§ YOUR OBJECTIVE
Format every line of the data below as a JSON list of strings, with one string for each line and no blank lines. Leave the pictures out of the answer.

═════ DATASET RECORDS

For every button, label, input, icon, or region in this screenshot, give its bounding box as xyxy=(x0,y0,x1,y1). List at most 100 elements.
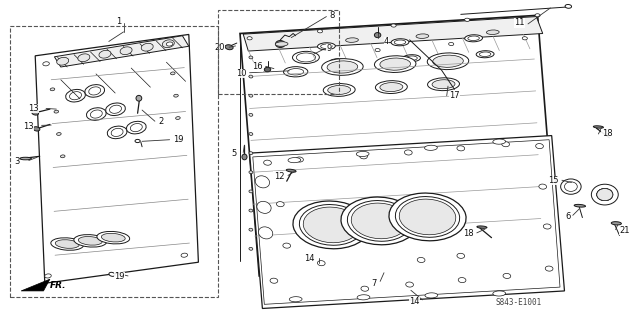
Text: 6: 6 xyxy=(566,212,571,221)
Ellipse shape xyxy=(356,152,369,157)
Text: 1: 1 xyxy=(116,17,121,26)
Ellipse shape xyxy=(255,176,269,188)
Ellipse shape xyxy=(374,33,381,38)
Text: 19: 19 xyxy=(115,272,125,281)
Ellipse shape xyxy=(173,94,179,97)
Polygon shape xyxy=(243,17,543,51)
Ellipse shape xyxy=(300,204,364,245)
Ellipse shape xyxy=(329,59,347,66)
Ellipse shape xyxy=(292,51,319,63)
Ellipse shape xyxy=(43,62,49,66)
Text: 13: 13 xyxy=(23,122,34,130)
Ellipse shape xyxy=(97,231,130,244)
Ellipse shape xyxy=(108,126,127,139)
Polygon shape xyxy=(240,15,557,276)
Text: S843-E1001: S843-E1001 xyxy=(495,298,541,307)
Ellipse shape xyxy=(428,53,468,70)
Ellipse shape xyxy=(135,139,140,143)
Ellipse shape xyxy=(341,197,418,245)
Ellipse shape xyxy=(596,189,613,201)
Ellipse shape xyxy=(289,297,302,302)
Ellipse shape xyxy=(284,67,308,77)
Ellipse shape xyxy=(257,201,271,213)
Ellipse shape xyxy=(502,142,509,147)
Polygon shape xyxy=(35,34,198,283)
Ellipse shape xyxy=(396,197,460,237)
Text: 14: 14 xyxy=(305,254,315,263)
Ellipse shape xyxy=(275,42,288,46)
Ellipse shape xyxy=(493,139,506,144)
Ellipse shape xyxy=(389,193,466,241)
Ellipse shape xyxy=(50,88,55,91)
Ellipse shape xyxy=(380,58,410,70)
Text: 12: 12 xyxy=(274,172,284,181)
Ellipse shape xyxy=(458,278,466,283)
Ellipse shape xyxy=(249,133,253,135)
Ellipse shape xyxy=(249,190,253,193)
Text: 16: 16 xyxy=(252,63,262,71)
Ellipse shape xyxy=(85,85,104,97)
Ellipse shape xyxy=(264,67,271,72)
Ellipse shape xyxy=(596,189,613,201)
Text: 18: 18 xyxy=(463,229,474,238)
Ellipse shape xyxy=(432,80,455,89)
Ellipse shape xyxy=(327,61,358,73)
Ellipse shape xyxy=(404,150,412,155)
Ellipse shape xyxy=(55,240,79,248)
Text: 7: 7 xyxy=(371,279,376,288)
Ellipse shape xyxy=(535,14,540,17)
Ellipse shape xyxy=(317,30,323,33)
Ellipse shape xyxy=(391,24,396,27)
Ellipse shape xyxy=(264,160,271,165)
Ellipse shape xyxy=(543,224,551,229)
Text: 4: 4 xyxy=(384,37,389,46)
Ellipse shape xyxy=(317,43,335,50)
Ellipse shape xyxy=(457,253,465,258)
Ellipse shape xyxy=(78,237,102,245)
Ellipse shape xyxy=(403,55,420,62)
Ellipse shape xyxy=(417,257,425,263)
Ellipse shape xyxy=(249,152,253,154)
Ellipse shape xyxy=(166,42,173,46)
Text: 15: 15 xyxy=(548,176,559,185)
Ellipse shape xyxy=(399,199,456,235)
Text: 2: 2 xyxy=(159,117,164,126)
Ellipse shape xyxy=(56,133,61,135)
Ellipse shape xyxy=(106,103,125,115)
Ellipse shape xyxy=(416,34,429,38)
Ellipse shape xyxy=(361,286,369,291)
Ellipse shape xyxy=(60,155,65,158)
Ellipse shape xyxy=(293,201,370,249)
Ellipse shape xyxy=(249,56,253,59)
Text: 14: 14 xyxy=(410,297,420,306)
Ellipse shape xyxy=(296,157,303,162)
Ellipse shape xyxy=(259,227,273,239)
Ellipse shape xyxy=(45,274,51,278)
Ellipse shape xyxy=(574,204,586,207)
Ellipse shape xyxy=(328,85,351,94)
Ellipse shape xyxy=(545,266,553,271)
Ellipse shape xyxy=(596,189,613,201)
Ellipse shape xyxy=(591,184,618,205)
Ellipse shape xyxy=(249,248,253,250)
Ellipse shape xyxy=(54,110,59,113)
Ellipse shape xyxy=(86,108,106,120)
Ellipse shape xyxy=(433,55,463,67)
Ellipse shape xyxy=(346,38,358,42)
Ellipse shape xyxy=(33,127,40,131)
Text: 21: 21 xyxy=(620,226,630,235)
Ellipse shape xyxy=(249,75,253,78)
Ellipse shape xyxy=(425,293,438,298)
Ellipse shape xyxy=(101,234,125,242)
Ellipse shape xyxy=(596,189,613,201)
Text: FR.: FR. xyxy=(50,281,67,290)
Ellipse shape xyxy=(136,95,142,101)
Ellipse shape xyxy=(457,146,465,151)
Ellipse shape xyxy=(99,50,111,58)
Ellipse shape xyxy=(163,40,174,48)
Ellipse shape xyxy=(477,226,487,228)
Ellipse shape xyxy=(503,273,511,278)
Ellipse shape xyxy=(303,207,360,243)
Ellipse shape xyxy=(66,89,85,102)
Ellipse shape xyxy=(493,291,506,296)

══════════

§ RESPONSE TO THIS TASK
[
  "For every button, label, input, icon, or region in this screenshot, give its bounding box as xyxy=(x0,y0,x1,y1). List at most 100 elements.",
  "Text: 6: 6 xyxy=(566,212,571,221)",
  "Ellipse shape xyxy=(356,152,369,157)",
  "Text: 1: 1 xyxy=(116,17,121,26)",
  "Ellipse shape xyxy=(255,176,269,188)",
  "Ellipse shape xyxy=(374,33,381,38)",
  "Text: 19: 19 xyxy=(115,272,125,281)",
  "Ellipse shape xyxy=(173,94,179,97)",
  "Polygon shape xyxy=(243,17,543,51)",
  "Ellipse shape xyxy=(300,204,364,245)",
  "Ellipse shape xyxy=(329,59,347,66)",
  "Ellipse shape xyxy=(292,51,319,63)",
  "Ellipse shape xyxy=(43,62,49,66)",
  "Text: 13: 13 xyxy=(23,122,34,130)",
  "Ellipse shape xyxy=(97,231,130,244)",
  "Ellipse shape xyxy=(108,126,127,139)",
  "Polygon shape xyxy=(240,15,557,276)",
  "Text: S843-E1001: S843-E1001 xyxy=(495,298,541,307)",
  "Ellipse shape xyxy=(428,53,468,70)",
  "Ellipse shape xyxy=(135,139,140,143)",
  "Ellipse shape xyxy=(341,197,418,245)",
  "Ellipse shape xyxy=(596,189,613,201)",
  "Ellipse shape xyxy=(289,297,302,302)",
  "Ellipse shape xyxy=(284,67,308,77)",
  "Ellipse shape xyxy=(257,201,271,213)",
  "Ellipse shape xyxy=(502,142,509,147)",
  "Polygon shape xyxy=(35,34,198,283)",
  "Ellipse shape xyxy=(396,197,460,237)",
  "Text: 14: 14 xyxy=(305,254,315,263)",
  "Ellipse shape xyxy=(275,42,288,46)",
  "Ellipse shape xyxy=(493,139,506,144)",
  "Ellipse shape xyxy=(389,193,466,241)",
  "Ellipse shape xyxy=(50,88,55,91)",
  "Ellipse shape xyxy=(380,58,410,70)",
  "Text: 12: 12 xyxy=(274,172,284,181)",
  "Ellipse shape xyxy=(458,278,466,283)",
  "Ellipse shape xyxy=(249,133,253,135)",
  "Ellipse shape xyxy=(249,190,253,193)",
  "Text: 16: 16 xyxy=(252,63,262,71)",
  "Ellipse shape xyxy=(85,85,104,97)",
  "Ellipse shape xyxy=(264,67,271,72)",
  "Ellipse shape xyxy=(596,189,613,201)",
  "Text: 18: 18 xyxy=(463,229,474,238)",
  "Ellipse shape xyxy=(432,80,455,89)",
  "Ellipse shape xyxy=(327,61,358,73)",
  "Ellipse shape xyxy=(404,150,412,155)",
  "Ellipse shape xyxy=(55,240,79,248)",
  "Text: 7: 7 xyxy=(371,279,376,288)",
  "Ellipse shape xyxy=(535,14,540,17)",
  "Ellipse shape xyxy=(317,30,323,33)",
  "Ellipse shape xyxy=(391,24,396,27)",
  "Ellipse shape xyxy=(264,160,271,165)",
  "Ellipse shape xyxy=(543,224,551,229)",
  "Text: 4: 4 xyxy=(384,37,389,46)",
  "Ellipse shape xyxy=(317,43,335,50)",
  "Ellipse shape xyxy=(457,253,465,258)",
  "Ellipse shape xyxy=(78,237,102,245)",
  "Ellipse shape xyxy=(403,55,420,62)",
  "Ellipse shape xyxy=(417,257,425,263)",
  "Ellipse shape xyxy=(249,152,253,154)",
  "Ellipse shape xyxy=(166,42,173,46)",
  "Text: 15: 15 xyxy=(548,176,559,185)",
  "Ellipse shape xyxy=(399,199,456,235)",
  "Text: 2: 2 xyxy=(159,117,164,126)",
  "Ellipse shape xyxy=(56,133,61,135)",
  "Ellipse shape xyxy=(106,103,125,115)",
  "Ellipse shape xyxy=(416,34,429,38)",
  "Ellipse shape xyxy=(361,286,369,291)",
  "Ellipse shape xyxy=(60,155,65,158)",
  "Ellipse shape xyxy=(293,201,370,249)",
  "Ellipse shape xyxy=(249,56,253,59)",
  "Text: 14: 14 xyxy=(410,297,420,306)",
  "Ellipse shape xyxy=(296,157,303,162)",
  "Ellipse shape xyxy=(259,227,273,239)",
  "Ellipse shape xyxy=(45,274,51,278)",
  "Ellipse shape xyxy=(574,204,586,207)",
  "Ellipse shape xyxy=(328,85,351,94)",
  "Ellipse shape xyxy=(545,266,553,271)",
  "Ellipse shape xyxy=(596,189,613,201)",
  "Ellipse shape xyxy=(591,184,618,205)",
  "Ellipse shape xyxy=(249,248,253,250)",
  "Ellipse shape xyxy=(54,110,59,113)",
  "Ellipse shape xyxy=(86,108,106,120)",
  "Ellipse shape xyxy=(433,55,463,67)",
  "Ellipse shape xyxy=(346,38,358,42)",
  "Ellipse shape xyxy=(33,127,40,131)",
  "Text: 21: 21 xyxy=(620,226,630,235)",
  "Ellipse shape xyxy=(249,75,253,78)",
  "Ellipse shape xyxy=(425,293,438,298)",
  "Ellipse shape xyxy=(101,234,125,242)",
  "Ellipse shape xyxy=(596,189,613,201)",
  "Text: FR.: FR. xyxy=(50,281,67,290)",
  "Ellipse shape xyxy=(136,95,142,101)",
  "Ellipse shape xyxy=(457,146,465,151)",
  "Ellipse shape xyxy=(99,50,111,58)",
  "Ellipse shape xyxy=(163,40,174,48)",
  "Ellipse shape xyxy=(477,226,487,228)",
  "Ellipse shape xyxy=(503,273,511,278)",
  "Ellipse shape xyxy=(303,207,360,243)",
  "Ellipse shape xyxy=(66,89,85,102)",
  "Ellipse shape xyxy=(493,291,506,296)"
]